(Items listed in a dataset)
>> Start

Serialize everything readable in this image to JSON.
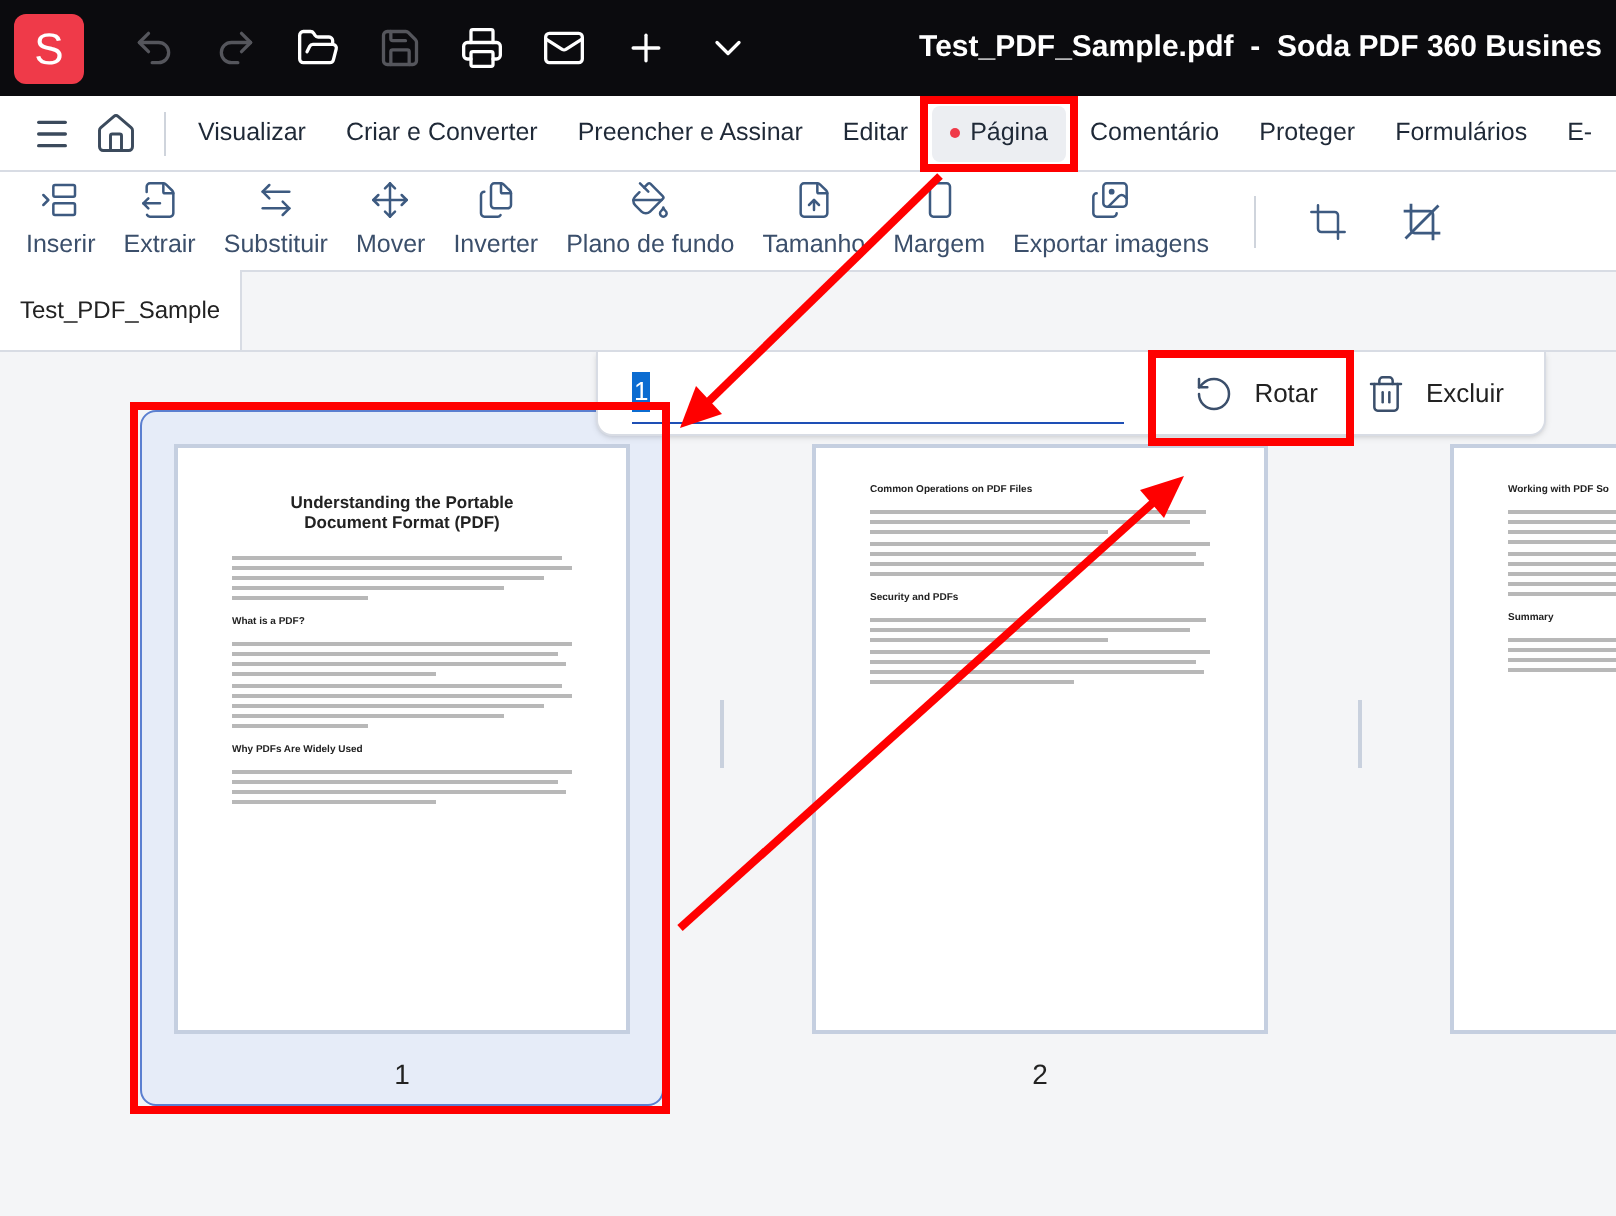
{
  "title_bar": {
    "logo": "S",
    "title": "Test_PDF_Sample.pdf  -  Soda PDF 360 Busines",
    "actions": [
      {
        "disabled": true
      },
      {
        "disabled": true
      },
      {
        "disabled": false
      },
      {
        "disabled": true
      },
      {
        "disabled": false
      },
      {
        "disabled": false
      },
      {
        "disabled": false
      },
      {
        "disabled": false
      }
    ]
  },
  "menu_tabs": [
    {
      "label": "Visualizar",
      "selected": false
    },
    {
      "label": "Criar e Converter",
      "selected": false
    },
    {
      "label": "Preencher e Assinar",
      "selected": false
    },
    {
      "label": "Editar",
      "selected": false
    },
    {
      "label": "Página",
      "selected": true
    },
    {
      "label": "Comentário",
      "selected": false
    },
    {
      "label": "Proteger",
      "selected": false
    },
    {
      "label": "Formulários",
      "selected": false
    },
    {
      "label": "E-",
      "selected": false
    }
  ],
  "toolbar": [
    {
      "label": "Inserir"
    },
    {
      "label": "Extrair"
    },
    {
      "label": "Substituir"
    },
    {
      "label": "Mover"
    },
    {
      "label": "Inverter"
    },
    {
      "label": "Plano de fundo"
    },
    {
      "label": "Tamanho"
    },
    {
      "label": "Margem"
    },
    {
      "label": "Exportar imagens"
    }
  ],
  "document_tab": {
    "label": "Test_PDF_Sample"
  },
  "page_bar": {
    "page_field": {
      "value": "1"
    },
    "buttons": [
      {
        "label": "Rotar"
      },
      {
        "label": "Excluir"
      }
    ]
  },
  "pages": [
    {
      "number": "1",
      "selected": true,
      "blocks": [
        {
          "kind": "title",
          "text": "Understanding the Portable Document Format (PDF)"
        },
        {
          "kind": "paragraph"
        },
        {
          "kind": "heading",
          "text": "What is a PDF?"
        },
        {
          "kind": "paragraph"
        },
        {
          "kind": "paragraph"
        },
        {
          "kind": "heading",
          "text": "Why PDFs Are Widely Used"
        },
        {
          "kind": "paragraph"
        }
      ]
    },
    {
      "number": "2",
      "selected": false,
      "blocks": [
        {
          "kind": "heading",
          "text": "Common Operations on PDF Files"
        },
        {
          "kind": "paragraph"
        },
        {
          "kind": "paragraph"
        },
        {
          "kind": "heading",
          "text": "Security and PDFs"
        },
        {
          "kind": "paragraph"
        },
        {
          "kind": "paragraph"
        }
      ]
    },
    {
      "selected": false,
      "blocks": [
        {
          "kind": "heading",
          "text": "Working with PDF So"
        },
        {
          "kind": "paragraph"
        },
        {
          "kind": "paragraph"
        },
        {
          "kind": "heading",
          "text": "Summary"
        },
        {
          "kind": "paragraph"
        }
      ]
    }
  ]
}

>> End
>> Start

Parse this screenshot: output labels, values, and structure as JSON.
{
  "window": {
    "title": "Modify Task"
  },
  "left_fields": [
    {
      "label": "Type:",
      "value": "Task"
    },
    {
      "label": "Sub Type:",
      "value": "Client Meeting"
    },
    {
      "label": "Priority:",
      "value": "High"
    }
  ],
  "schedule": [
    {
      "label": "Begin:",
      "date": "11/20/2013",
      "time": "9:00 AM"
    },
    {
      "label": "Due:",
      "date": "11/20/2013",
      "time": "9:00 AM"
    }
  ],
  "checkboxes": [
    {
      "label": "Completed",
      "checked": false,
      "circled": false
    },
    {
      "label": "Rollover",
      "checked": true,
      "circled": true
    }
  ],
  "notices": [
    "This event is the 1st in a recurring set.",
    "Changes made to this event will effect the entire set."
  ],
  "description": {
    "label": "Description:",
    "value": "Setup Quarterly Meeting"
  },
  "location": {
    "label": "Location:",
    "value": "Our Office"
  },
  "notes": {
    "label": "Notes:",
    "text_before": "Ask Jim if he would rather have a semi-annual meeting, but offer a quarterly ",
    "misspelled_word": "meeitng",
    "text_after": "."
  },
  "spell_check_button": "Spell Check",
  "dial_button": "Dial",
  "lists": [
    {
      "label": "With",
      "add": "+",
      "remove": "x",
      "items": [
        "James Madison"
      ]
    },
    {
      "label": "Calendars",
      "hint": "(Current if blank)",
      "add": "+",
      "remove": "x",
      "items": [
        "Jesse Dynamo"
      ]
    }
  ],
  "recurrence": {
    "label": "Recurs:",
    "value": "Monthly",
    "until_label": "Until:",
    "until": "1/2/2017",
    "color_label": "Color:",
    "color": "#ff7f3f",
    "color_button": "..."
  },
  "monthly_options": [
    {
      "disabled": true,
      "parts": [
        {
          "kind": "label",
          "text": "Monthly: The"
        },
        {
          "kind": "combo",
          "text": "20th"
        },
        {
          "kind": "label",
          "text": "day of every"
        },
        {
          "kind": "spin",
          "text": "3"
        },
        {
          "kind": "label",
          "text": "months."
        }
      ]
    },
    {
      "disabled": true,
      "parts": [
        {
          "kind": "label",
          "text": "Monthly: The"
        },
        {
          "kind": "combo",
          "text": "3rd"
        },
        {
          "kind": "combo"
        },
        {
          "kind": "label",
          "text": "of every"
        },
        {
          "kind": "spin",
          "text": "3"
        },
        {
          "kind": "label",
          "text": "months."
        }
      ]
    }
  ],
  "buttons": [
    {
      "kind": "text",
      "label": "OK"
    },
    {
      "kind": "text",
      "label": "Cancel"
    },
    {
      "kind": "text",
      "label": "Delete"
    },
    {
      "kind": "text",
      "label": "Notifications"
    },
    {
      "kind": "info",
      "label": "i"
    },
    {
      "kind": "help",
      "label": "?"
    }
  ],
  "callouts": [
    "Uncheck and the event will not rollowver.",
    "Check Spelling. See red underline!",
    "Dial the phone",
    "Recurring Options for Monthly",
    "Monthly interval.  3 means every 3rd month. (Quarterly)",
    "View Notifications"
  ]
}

>> End

• _EXERCISE GOAL_
Tell how many lines of the material above hold "Notifications", answering with a bare number.

• _SOLUTION_
2